OBJECTIVE:
Scan the entries and tally the lines that include the string "values". Reply with the figure alone.

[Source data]
══════

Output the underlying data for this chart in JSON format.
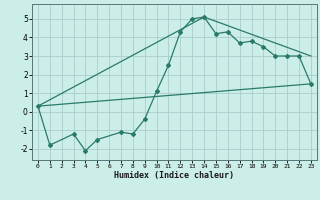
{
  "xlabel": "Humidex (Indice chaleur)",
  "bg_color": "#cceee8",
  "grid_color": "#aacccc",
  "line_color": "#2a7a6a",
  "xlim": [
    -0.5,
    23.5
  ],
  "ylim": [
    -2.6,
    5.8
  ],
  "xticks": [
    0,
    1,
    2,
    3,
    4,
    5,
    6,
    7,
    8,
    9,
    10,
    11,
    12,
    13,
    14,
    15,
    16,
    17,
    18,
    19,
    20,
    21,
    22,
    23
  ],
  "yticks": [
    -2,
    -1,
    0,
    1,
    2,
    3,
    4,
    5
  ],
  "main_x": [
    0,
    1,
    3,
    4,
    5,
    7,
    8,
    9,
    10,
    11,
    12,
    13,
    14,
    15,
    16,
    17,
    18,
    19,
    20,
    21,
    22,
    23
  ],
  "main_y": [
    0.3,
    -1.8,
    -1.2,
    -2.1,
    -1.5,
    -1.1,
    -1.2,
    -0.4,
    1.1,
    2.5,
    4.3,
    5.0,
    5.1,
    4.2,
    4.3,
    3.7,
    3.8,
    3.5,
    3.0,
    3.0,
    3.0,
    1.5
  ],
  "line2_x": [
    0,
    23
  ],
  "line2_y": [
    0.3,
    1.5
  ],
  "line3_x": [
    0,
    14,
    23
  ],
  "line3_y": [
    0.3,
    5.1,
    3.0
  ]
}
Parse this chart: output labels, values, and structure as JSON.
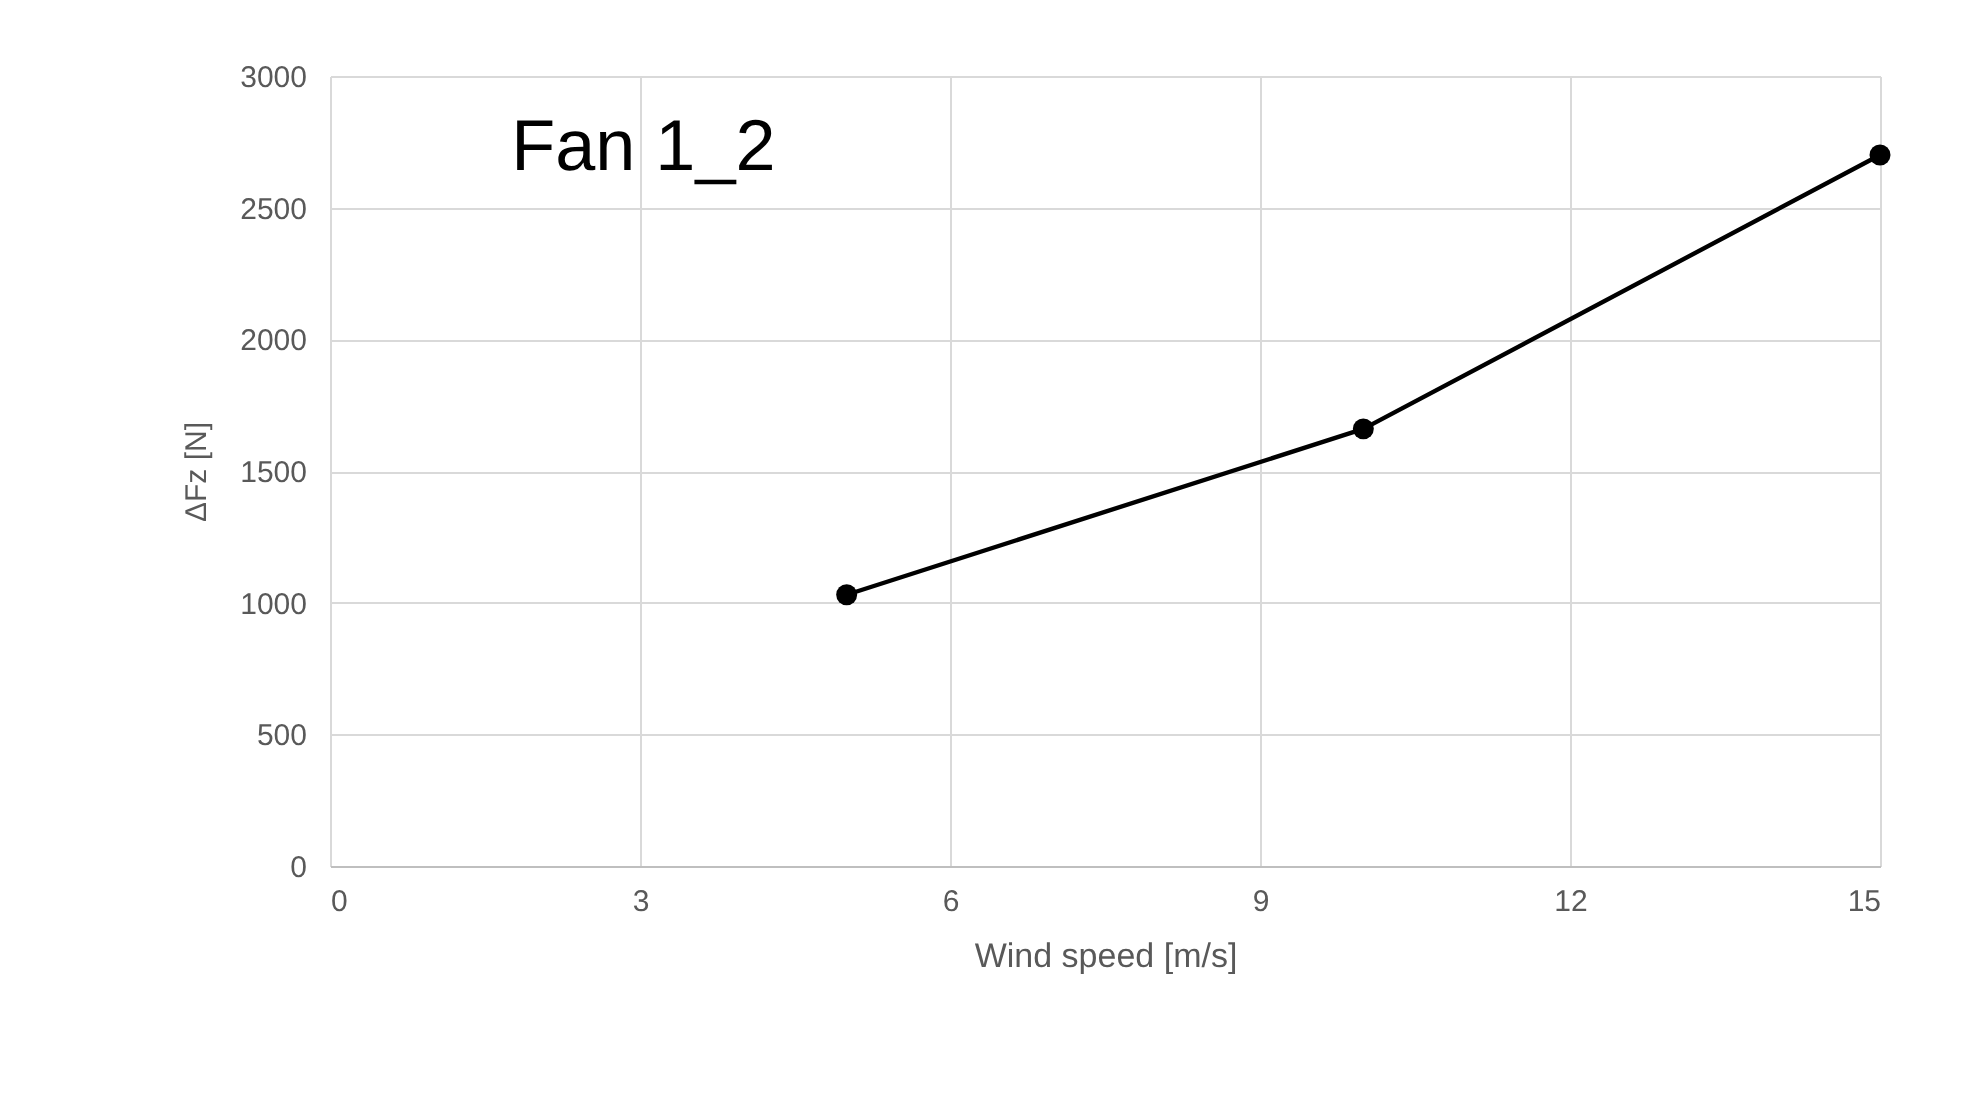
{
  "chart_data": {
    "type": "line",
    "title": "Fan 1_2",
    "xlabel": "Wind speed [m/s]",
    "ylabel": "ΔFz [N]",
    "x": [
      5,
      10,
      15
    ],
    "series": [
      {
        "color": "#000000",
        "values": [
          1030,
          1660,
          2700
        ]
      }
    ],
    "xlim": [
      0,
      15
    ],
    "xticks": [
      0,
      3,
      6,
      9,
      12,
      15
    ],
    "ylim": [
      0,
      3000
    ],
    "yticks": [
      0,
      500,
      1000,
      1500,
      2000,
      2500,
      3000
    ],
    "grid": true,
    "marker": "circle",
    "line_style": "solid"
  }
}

══════

WRITTEN SOLUTION:
2